= DATASET ROWS =
---*---

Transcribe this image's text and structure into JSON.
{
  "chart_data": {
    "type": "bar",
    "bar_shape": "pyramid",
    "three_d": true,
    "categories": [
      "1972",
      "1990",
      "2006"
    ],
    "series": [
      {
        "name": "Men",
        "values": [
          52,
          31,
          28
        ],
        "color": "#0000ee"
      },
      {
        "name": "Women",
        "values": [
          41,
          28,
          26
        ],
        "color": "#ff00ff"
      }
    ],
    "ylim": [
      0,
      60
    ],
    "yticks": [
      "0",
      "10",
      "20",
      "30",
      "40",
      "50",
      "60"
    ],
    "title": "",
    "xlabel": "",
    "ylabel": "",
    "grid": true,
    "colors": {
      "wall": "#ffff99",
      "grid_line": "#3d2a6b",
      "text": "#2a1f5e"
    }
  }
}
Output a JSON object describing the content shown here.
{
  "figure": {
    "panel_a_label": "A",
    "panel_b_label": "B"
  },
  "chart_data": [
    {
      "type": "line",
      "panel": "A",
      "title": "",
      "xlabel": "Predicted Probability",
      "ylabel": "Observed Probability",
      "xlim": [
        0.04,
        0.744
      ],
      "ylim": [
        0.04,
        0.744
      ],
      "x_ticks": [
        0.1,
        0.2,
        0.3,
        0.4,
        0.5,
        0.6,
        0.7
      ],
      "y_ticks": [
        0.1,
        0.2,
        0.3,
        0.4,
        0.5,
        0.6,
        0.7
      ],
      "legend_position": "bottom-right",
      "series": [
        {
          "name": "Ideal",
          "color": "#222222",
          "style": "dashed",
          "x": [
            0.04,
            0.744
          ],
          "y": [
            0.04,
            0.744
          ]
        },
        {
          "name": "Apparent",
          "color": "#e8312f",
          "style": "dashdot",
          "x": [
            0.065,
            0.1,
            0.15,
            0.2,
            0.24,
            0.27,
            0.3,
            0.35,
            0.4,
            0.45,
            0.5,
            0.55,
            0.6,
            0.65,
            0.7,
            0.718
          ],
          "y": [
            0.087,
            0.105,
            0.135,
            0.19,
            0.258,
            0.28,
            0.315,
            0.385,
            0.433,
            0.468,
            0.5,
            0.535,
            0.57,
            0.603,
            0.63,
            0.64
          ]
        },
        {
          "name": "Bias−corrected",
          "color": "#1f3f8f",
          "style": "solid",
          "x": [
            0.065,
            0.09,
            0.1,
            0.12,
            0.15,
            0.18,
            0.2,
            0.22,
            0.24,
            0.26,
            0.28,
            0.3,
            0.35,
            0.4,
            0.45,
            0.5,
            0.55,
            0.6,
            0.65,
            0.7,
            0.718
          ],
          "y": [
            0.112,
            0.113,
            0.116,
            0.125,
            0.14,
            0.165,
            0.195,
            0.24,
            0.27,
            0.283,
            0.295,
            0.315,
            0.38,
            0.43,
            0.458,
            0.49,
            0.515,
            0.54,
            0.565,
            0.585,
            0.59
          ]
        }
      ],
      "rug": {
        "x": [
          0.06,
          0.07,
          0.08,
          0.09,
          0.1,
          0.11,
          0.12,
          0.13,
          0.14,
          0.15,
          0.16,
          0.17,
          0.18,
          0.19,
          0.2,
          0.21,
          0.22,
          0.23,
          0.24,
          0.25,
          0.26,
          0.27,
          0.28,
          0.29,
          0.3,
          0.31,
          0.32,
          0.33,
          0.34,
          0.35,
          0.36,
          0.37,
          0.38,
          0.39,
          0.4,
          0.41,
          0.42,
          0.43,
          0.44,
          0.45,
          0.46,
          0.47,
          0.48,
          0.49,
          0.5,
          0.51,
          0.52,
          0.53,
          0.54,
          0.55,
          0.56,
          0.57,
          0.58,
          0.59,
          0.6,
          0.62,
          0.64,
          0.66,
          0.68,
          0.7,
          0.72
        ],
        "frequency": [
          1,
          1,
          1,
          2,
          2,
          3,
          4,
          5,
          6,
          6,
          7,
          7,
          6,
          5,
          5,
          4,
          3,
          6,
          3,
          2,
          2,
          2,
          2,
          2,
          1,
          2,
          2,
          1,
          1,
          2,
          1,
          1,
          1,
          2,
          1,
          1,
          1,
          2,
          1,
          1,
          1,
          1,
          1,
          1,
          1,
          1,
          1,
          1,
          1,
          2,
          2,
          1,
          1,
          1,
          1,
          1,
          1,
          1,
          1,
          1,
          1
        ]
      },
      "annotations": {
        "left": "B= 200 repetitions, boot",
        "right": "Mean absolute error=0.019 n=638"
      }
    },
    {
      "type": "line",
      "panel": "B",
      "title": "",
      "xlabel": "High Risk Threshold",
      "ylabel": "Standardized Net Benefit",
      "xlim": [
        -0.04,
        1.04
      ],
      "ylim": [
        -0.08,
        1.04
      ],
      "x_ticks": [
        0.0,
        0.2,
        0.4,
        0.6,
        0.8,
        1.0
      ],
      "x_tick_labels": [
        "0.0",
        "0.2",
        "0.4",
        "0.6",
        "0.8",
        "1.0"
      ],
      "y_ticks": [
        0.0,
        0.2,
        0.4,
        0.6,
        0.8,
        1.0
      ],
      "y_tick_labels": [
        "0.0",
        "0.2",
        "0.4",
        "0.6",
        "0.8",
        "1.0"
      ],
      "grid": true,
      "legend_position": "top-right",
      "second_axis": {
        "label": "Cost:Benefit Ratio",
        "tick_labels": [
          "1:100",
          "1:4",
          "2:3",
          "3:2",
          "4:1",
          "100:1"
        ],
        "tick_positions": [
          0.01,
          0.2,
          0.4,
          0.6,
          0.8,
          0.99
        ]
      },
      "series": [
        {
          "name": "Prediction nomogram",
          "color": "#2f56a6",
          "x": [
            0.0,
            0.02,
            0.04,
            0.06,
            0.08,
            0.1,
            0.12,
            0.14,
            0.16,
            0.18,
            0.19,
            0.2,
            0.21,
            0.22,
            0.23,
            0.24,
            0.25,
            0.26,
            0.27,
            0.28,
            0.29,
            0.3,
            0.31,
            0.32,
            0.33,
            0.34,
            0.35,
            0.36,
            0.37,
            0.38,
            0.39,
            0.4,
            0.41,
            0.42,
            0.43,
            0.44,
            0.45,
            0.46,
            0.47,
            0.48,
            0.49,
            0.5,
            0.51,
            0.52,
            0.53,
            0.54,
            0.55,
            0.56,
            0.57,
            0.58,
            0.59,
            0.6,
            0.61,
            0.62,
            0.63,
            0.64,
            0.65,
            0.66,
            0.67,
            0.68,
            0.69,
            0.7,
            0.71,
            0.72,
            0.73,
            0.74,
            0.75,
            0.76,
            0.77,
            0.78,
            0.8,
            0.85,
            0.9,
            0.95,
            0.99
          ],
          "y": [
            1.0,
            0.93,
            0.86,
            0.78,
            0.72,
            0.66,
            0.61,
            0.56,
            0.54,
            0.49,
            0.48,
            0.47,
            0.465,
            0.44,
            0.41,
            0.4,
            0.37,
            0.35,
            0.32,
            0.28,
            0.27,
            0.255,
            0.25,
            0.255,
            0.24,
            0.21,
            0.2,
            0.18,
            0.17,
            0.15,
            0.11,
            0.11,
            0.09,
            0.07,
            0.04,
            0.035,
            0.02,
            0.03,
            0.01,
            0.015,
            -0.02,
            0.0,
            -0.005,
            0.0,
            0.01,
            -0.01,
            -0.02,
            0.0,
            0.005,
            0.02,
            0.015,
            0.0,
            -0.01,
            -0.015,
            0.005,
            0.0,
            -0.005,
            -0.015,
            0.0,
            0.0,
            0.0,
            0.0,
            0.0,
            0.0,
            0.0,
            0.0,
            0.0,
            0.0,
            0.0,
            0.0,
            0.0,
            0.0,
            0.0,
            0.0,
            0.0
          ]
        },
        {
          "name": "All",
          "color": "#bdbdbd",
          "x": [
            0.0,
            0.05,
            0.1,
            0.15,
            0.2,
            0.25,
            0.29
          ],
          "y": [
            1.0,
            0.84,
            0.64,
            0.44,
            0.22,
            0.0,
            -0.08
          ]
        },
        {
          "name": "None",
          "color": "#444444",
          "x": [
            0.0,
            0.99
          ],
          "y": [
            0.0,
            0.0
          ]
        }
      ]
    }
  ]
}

---*---

= DIRECTION =
From the material above, copy each line that includes the word "Benefit".

= EXERCISE ANSWER =
      "ylabel": "Standardized Net Benefit",
        "label": "Cost:Benefit Ratio",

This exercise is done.